>> Begin STORED DATA

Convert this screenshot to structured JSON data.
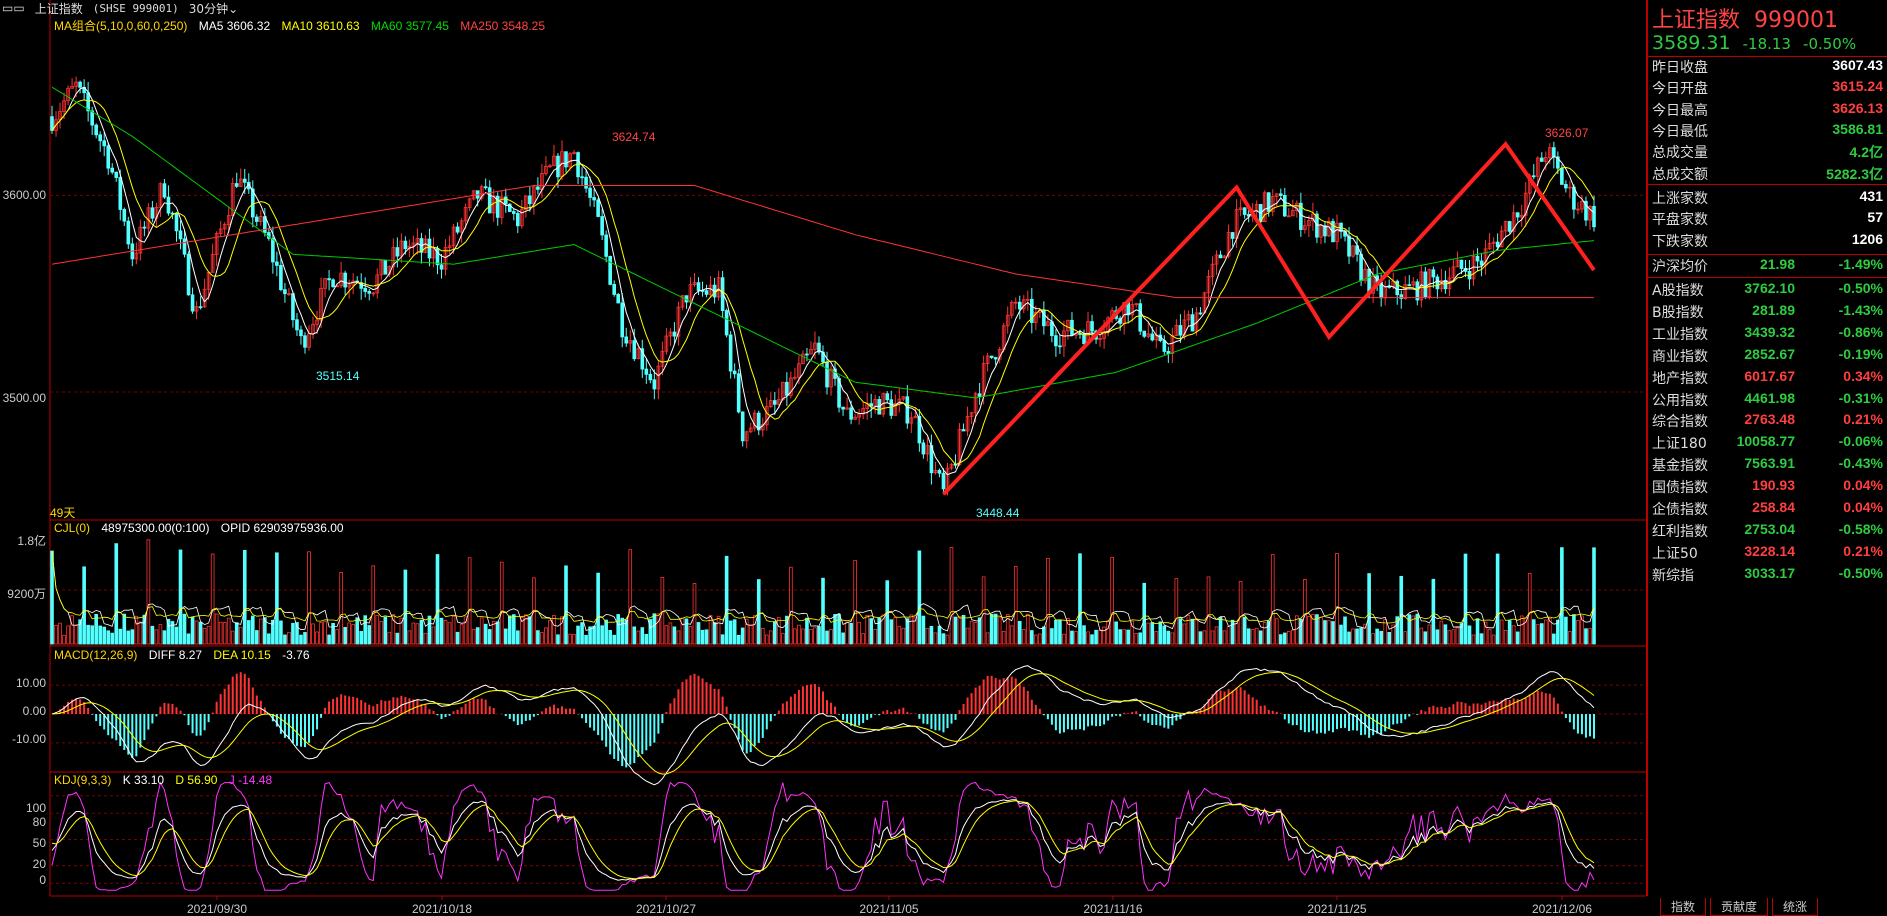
{
  "header": {
    "index_name": "上证指数",
    "symbol": "(SHSE 999001)",
    "period": "30分钟"
  },
  "ma_legend": {
    "label": "MA组合(5,10,0,60,0,250)",
    "ma5": "MA5 3606.32",
    "ma10": "MA10 3610.63",
    "ma60": "MA60 3577.45",
    "ma250": "MA250 3548.25"
  },
  "vol_legend": {
    "label": "CJL(0)",
    "value": "48975300.00(0:100)",
    "opid": "OPID 62903975936.00"
  },
  "macd_legend": {
    "label": "MACD(12,26,9)",
    "diff": "DIFF 8.27",
    "dea": "DEA 10.15",
    "macd": "-3.76"
  },
  "kdj_legend": {
    "label": "KDJ(9,3,3)",
    "k": "K 33.10",
    "d": "D 56.90",
    "j": "J -14.48"
  },
  "days_label": "49天",
  "annotations": {
    "high1": "3624.74",
    "low1": "3515.14",
    "low2": "3448.44",
    "high2": "3626.07"
  },
  "price_ticks": [
    "3600.00",
    "3500.00"
  ],
  "volume_ticks": [
    "1.8亿",
    "9200万"
  ],
  "macd_ticks": [
    "10.00",
    "0.00",
    "-10.00"
  ],
  "kdj_ticks": [
    "100",
    "80",
    "50",
    "20",
    "0"
  ],
  "x_dates": [
    "2021/09/30",
    "2021/10/18",
    "2021/10/27",
    "2021/11/05",
    "2021/11/16",
    "2021/11/25",
    "2021/12/06"
  ],
  "colors": {
    "up": "#ff3333",
    "down": "#54ffff",
    "ma5": "#ffffff",
    "ma10": "#ffff00",
    "ma60": "#00cc00",
    "ma250": "#ff3333",
    "pattern": "#ff2020",
    "kdj_j": "#ff33ff"
  },
  "chart_data": {
    "type": "candlestick",
    "ylim": [
      3440,
      3680
    ],
    "price_path": [
      [
        0,
        3640
      ],
      [
        6,
        3655
      ],
      [
        14,
        3620
      ],
      [
        20,
        3570
      ],
      [
        28,
        3605
      ],
      [
        36,
        3540
      ],
      [
        46,
        3610
      ],
      [
        54,
        3575
      ],
      [
        62,
        3525
      ],
      [
        70,
        3560
      ],
      [
        80,
        3555
      ],
      [
        88,
        3575
      ],
      [
        97,
        3568
      ],
      [
        106,
        3600
      ],
      [
        116,
        3588
      ],
      [
        124,
        3612
      ],
      [
        130,
        3622
      ],
      [
        136,
        3585
      ],
      [
        142,
        3535
      ],
      [
        150,
        3505
      ],
      [
        158,
        3550
      ],
      [
        166,
        3552
      ],
      [
        172,
        3480
      ],
      [
        180,
        3492
      ],
      [
        190,
        3522
      ],
      [
        198,
        3488
      ],
      [
        206,
        3495
      ],
      [
        214,
        3490
      ],
      [
        222,
        3448
      ],
      [
        230,
        3500
      ],
      [
        240,
        3545
      ],
      [
        250,
        3530
      ],
      [
        260,
        3532
      ],
      [
        268,
        3545
      ],
      [
        276,
        3520
      ],
      [
        285,
        3540
      ],
      [
        294,
        3585
      ],
      [
        304,
        3597
      ],
      [
        312,
        3588
      ],
      [
        320,
        3580
      ],
      [
        330,
        3550
      ],
      [
        338,
        3552
      ],
      [
        346,
        3558
      ],
      [
        356,
        3567
      ],
      [
        366,
        3596
      ],
      [
        372,
        3623
      ],
      [
        378,
        3600
      ],
      [
        384,
        3589
      ]
    ],
    "ma60_path": [
      [
        0,
        3655
      ],
      [
        20,
        3630
      ],
      [
        60,
        3570
      ],
      [
        100,
        3565
      ],
      [
        130,
        3575
      ],
      [
        160,
        3545
      ],
      [
        200,
        3505
      ],
      [
        230,
        3497
      ],
      [
        265,
        3510
      ],
      [
        300,
        3535
      ],
      [
        330,
        3560
      ],
      [
        360,
        3572
      ],
      [
        384,
        3577
      ]
    ],
    "ma250_path": [
      [
        0,
        3565
      ],
      [
        60,
        3585
      ],
      [
        120,
        3605
      ],
      [
        160,
        3605
      ],
      [
        200,
        3580
      ],
      [
        240,
        3560
      ],
      [
        280,
        3548
      ],
      [
        330,
        3548
      ],
      [
        384,
        3548
      ]
    ],
    "pattern_points": [
      [
        222,
        3448
      ],
      [
        295,
        3604
      ],
      [
        318,
        3528
      ],
      [
        362,
        3626
      ],
      [
        384,
        3562
      ]
    ],
    "bars": 385,
    "volume_max": 180000000,
    "macd_ylim": [
      -18,
      18
    ],
    "kdj_ylim": [
      -10,
      110
    ],
    "kdj_last": {
      "K": 33.1,
      "D": 56.9,
      "J": -14.48
    },
    "macd_last": {
      "DIFF": 8.27,
      "DEA": 10.15,
      "MACD": -3.76
    },
    "ma_last": {
      "MA5": 3606.32,
      "MA10": 3610.63,
      "MA60": 3577.45,
      "MA250": 3548.25
    },
    "peak_labels": [
      {
        "value": 3624.74
      },
      {
        "value": 3515.14
      },
      {
        "value": 3448.44
      },
      {
        "value": 3626.07
      }
    ]
  },
  "info": {
    "title": "上证指数",
    "code": "999001",
    "price": "3589.31",
    "change": "-18.13",
    "change_pct": "-0.50%",
    "stats": [
      {
        "k": "昨日收盘",
        "v": "3607.43",
        "c": "wh"
      },
      {
        "k": "今日开盘",
        "v": "3615.24",
        "c": "up"
      },
      {
        "k": "今日最高",
        "v": "3626.13",
        "c": "up"
      },
      {
        "k": "今日最低",
        "v": "3586.81",
        "c": "dn"
      },
      {
        "k": "总成交量",
        "v": "4.2亿",
        "c": "dn"
      },
      {
        "k": "总成交额",
        "v": "5282.3亿",
        "c": "dn"
      }
    ],
    "breadth": [
      {
        "k": "上涨家数",
        "v": "431",
        "c": "wh"
      },
      {
        "k": "平盘家数",
        "v": "57",
        "c": "wh"
      },
      {
        "k": "下跌家数",
        "v": "1206",
        "c": "wh"
      }
    ],
    "avg": {
      "k": "沪深均价",
      "v": "21.98",
      "p": "-1.49%",
      "c": "dn"
    },
    "indices": [
      {
        "k": "A股指数",
        "v": "3762.10",
        "p": "-0.50%",
        "c": "dn"
      },
      {
        "k": "B股指数",
        "v": "281.89",
        "p": "-1.43%",
        "c": "dn"
      },
      {
        "k": "工业指数",
        "v": "3439.32",
        "p": "-0.86%",
        "c": "dn"
      },
      {
        "k": "商业指数",
        "v": "2852.67",
        "p": "-0.19%",
        "c": "dn"
      },
      {
        "k": "地产指数",
        "v": "6017.67",
        "p": "0.34%",
        "c": "up"
      },
      {
        "k": "公用指数",
        "v": "4461.98",
        "p": "-0.31%",
        "c": "dn"
      },
      {
        "k": "综合指数",
        "v": "2763.48",
        "p": "0.21%",
        "c": "up"
      },
      {
        "k": "上证180",
        "v": "10058.77",
        "p": "-0.06%",
        "c": "dn"
      },
      {
        "k": "基金指数",
        "v": "7563.91",
        "p": "-0.43%",
        "c": "dn"
      },
      {
        "k": "国债指数",
        "v": "190.93",
        "p": "0.04%",
        "c": "up"
      },
      {
        "k": "企债指数",
        "v": "258.84",
        "p": "0.04%",
        "c": "up"
      },
      {
        "k": "红利指数",
        "v": "2753.04",
        "p": "-0.58%",
        "c": "dn"
      },
      {
        "k": "上证50",
        "v": "3228.14",
        "p": "0.21%",
        "c": "up"
      },
      {
        "k": "新综指",
        "v": "3033.17",
        "p": "-0.50%",
        "c": "dn"
      }
    ]
  },
  "tabs": [
    "指数",
    "贡献度",
    "统涨"
  ]
}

>> End STORED DATA

### YOUR TASK
Pick out the lines above containing the word "value", then copy them.

### WRITTEN SOLUTION
    "value": "48975300.00(0:100)",
        "value": 3624.74
        "value": 3515.14
        "value": 3448.44
        "value": 3626.07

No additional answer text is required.